**Information supplied**
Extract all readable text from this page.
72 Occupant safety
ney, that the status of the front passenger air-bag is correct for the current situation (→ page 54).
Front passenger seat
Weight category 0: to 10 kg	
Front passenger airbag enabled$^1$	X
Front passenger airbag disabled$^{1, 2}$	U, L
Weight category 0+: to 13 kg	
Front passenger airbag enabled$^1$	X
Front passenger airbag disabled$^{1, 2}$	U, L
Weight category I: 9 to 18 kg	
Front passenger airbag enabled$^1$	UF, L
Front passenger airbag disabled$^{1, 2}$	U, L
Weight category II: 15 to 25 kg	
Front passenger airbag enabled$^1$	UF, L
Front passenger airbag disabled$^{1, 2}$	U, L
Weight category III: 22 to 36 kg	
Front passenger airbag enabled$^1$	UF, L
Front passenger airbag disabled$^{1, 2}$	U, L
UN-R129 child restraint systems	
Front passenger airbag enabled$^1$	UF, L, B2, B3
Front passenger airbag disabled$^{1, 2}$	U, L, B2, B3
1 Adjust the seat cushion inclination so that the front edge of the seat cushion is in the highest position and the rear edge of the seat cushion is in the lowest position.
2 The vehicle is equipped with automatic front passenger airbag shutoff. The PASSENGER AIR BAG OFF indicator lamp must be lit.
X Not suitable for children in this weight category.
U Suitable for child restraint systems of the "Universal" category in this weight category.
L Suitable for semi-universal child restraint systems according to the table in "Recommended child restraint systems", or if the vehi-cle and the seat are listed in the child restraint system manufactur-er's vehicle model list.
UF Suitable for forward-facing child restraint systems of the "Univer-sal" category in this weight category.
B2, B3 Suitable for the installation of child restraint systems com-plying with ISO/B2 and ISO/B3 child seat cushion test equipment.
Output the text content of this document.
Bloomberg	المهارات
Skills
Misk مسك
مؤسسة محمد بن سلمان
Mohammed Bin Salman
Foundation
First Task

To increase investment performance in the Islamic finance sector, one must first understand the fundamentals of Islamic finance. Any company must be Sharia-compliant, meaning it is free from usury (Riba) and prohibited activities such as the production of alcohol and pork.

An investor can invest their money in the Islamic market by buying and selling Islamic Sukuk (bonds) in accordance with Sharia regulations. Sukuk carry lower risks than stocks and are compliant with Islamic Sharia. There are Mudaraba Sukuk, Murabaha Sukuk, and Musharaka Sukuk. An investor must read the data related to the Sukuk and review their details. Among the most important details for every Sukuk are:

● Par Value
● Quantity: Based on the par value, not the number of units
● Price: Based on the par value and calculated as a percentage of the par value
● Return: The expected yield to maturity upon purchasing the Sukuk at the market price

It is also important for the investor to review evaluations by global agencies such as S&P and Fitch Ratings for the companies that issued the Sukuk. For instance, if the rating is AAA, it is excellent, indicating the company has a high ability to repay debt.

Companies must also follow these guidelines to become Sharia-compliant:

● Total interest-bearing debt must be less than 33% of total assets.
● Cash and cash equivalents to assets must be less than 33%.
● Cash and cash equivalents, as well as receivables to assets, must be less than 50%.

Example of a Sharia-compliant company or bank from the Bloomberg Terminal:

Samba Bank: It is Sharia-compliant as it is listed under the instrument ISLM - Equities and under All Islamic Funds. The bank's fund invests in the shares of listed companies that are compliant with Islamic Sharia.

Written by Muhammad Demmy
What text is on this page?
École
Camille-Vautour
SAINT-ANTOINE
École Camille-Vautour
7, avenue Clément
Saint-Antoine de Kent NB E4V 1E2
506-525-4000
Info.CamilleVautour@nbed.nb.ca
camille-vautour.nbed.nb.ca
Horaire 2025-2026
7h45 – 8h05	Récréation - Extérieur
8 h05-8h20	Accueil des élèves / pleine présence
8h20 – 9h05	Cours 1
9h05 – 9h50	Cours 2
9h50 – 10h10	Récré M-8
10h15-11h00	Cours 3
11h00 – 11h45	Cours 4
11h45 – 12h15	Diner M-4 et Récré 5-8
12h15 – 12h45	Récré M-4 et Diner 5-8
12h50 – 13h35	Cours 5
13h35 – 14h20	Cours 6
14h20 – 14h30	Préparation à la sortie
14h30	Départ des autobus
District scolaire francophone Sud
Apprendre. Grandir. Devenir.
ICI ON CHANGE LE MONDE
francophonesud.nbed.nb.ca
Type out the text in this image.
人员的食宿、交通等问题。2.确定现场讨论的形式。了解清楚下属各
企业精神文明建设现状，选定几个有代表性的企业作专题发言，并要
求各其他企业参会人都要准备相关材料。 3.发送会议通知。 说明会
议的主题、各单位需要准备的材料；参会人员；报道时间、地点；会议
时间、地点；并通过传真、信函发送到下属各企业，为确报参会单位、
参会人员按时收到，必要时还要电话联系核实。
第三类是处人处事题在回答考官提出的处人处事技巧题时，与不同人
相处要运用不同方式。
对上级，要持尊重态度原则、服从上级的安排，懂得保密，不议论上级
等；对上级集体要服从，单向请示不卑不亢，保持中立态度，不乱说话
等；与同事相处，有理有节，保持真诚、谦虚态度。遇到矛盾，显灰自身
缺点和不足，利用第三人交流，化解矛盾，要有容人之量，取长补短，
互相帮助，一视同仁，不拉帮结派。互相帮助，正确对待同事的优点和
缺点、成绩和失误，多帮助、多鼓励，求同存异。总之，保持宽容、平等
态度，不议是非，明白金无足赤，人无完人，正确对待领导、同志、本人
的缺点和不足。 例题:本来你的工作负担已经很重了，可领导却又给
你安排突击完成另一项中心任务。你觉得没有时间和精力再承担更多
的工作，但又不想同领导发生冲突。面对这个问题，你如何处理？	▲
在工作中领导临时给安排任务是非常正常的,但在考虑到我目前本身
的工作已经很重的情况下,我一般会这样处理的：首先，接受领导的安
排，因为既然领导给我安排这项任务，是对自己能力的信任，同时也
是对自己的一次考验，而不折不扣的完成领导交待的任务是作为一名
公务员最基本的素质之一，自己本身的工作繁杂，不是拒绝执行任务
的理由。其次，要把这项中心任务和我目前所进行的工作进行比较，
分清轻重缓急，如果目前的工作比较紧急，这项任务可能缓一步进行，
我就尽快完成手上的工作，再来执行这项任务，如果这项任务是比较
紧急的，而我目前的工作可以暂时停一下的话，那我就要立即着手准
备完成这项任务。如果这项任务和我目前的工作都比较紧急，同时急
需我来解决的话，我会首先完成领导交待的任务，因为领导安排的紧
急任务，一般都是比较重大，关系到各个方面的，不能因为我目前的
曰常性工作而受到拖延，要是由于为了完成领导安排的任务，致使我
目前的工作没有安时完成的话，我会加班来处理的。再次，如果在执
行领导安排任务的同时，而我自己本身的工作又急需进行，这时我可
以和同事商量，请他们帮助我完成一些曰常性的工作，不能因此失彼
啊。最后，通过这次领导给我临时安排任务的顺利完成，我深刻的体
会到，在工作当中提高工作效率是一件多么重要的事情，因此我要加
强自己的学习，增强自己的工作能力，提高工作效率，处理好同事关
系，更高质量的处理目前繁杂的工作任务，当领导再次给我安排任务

**Exercise details**
Retype every entry word for word.

**The output**
Extract all readable text from this page.
72 Occupant safety
ney, that the status of the front passenger air-bag is correct for the current situation (→ page 54).
Front passenger seat
Weight category 0: to 10 kg	
Front passenger airbag enabled$^1$	X
Front passenger airbag disabled$^{1, 2}$	U, L
Weight category 0+: to 13 kg	
Front passenger airbag enabled$^1$	X
Front passenger airbag disabled$^{1, 2}$	U, L
Weight category I: 9 to 18 kg	
Front passenger airbag enabled$^1$	UF, L
Front passenger airbag disabled$^{1, 2}$	U, L
Weight category II: 15 to 25 kg	
Front passenger airbag enabled$^1$	UF, L
Front passenger airbag disabled$^{1, 2}$	U, L
Weight category III: 22 to 36 kg	
Front passenger airbag enabled$^1$	UF, L
Front passenger airbag disabled$^{1, 2}$	U, L
UN-R129 child restraint systems	
Front passenger airbag enabled$^1$	UF, L, B2, B3
Front passenger airbag disabled$^{1, 2}$	U, L, B2, B3
1 Adjust the seat cushion inclination so that the front edge of the seat cushion is in the highest position and the rear edge of the seat cushion is in the lowest position.
2 The vehicle is equipped with automatic front passenger airbag shutoff. The PASSENGER AIR BAG OFF indicator lamp must be lit.
X Not suitable for children in this weight category.
U Suitable for child restraint systems of the "Universal" category in this weight category.
L Suitable for semi-universal child restraint systems according to the table in "Recommended child restraint systems", or if the vehi-cle and the seat are listed in the child restraint system manufactur-er's vehicle model list.
UF Suitable for forward-facing child restraint systems of the "Univer-sal" category in this weight category.
B2, B3 Suitable for the installation of child restraint systems com-plying with ISO/B2 and ISO/B3 child seat cushion test equipment.
Output the text content of this document.
Bloomberg	المهارات
Skills
Misk مسك
مؤسسة محمد بن سلمان
Mohammed Bin Salman
Foundation
First Task

To increase investment performance in the Islamic finance sector, one must first understand the fundamentals of Islamic finance. Any company must be Sharia-compliant, meaning it is free from usury (Riba) and prohibited activities such as the production of alcohol and pork.

An investor can invest their money in the Islamic market by buying and selling Islamic Sukuk (bonds) in accordance with Sharia regulations. Sukuk carry lower risks than stocks and are compliant with Islamic Sharia. There are Mudaraba Sukuk, Murabaha Sukuk, and Musharaka Sukuk. An investor must read the data related to the Sukuk and review their details. Among the most important details for every Sukuk are:

● Par Value
● Quantity: Based on the par value, not the number of units
● Price: Based on the par value and calculated as a percentage of the par value
● Return: The expected yield to maturity upon purchasing the Sukuk at the market price

It is also important for the investor to review evaluations by global agencies such as S&P and Fitch Ratings for the companies that issued the Sukuk. For instance, if the rating is AAA, it is excellent, indicating the company has a high ability to repay debt.

Companies must also follow these guidelines to become Sharia-compliant:

● Total interest-bearing debt must be less than 33% of total assets.
● Cash and cash equivalents to assets must be less than 33%.
● Cash and cash equivalents, as well as receivables to assets, must be less than 50%.

Example of a Sharia-compliant company or bank from the Bloomberg Terminal:

Samba Bank: It is Sharia-compliant as it is listed under the instrument ISLM - Equities and under All Islamic Funds. The bank's fund invests in the shares of listed companies that are compliant with Islamic Sharia.

Written by Muhammad Demmy
What text is on this page?
École
Camille-Vautour
SAINT-ANTOINE
École Camille-Vautour
7, avenue Clément
Saint-Antoine de Kent NB E4V 1E2
506-525-4000
Info.CamilleVautour@nbed.nb.ca
camille-vautour.nbed.nb.ca
Horaire 2025-2026
7h45 – 8h05	Récréation - Extérieur
8 h05-8h20	Accueil des élèves / pleine présence
8h20 – 9h05	Cours 1
9h05 – 9h50	Cours 2
9h50 – 10h10	Récré M-8
10h15-11h00	Cours 3
11h00 – 11h45	Cours 4
11h45 – 12h15	Diner M-4 et Récré 5-8
12h15 – 12h45	Récré M-4 et Diner 5-8
12h50 – 13h35	Cours 5
13h35 – 14h20	Cours 6
14h20 – 14h30	Préparation à la sortie
14h30	Départ des autobus
District scolaire francophone Sud
Apprendre. Grandir. Devenir.
ICI ON CHANGE LE MONDE
francophonesud.nbed.nb.ca
Type out the text in this image.
人员的食宿、交通等问题。2.确定现场讨论的形式。了解清楚下属各
企业精神文明建设现状，选定几个有代表性的企业作专题发言，并要
求各其他企业参会人都要准备相关材料。 3.发送会议通知。 说明会
议的主题、各单位需要准备的材料；参会人员；报道时间、地点；会议
时间、地点；并通过传真、信函发送到下属各企业，为确报参会单位、
参会人员按时收到，必要时还要电话联系核实。
第三类是处人处事题在回答考官提出的处人处事技巧题时，与不同人
相处要运用不同方式。
对上级，要持尊重态度原则、服从上级的安排，懂得保密，不议论上级
等；对上级集体要服从，单向请示不卑不亢，保持中立态度，不乱说话
等；与同事相处，有理有节，保持真诚、谦虚态度。遇到矛盾，显灰自身
缺点和不足，利用第三人交流，化解矛盾，要有容人之量，取长补短，
互相帮助，一视同仁，不拉帮结派。互相帮助，正确对待同事的优点和
缺点、成绩和失误，多帮助、多鼓励，求同存异。总之，保持宽容、平等
态度，不议是非，明白金无足赤，人无完人，正确对待领导、同志、本人
的缺点和不足。 例题:本来你的工作负担已经很重了，可领导却又给
你安排突击完成另一项中心任务。你觉得没有时间和精力再承担更多
的工作，但又不想同领导发生冲突。面对这个问题，你如何处理？	▲
在工作中领导临时给安排任务是非常正常的,但在考虑到我目前本身
的工作已经很重的情况下,我一般会这样处理的：首先，接受领导的安
排，因为既然领导给我安排这项任务，是对自己能力的信任，同时也
是对自己的一次考验，而不折不扣的完成领导交待的任务是作为一名
公务员最基本的素质之一，自己本身的工作繁杂，不是拒绝执行任务
的理由。其次，要把这项中心任务和我目前所进行的工作进行比较，
分清轻重缓急，如果目前的工作比较紧急，这项任务可能缓一步进行，
我就尽快完成手上的工作，再来执行这项任务，如果这项任务是比较
紧急的，而我目前的工作可以暂时停一下的话，那我就要立即着手准
备完成这项任务。如果这项任务和我目前的工作都比较紧急，同时急
需我来解决的话，我会首先完成领导交待的任务，因为领导安排的紧
急任务，一般都是比较重大，关系到各个方面的，不能因为我目前的
曰常性工作而受到拖延，要是由于为了完成领导安排的任务，致使我
目前的工作没有安时完成的话，我会加班来处理的。再次，如果在执
行领导安排任务的同时，而我自己本身的工作又急需进行，这时我可
以和同事商量，请他们帮助我完成一些曰常性的工作，不能因此失彼
啊。最后，通过这次领导给我临时安排任务的顺利完成，我深刻的体
会到，在工作当中提高工作效率是一件多么重要的事情，因此我要加
强自己的学习，增强自己的工作能力，提高工作效率，处理好同事关
系，更高质量的处理目前繁杂的工作任务，当领导再次给我安排任务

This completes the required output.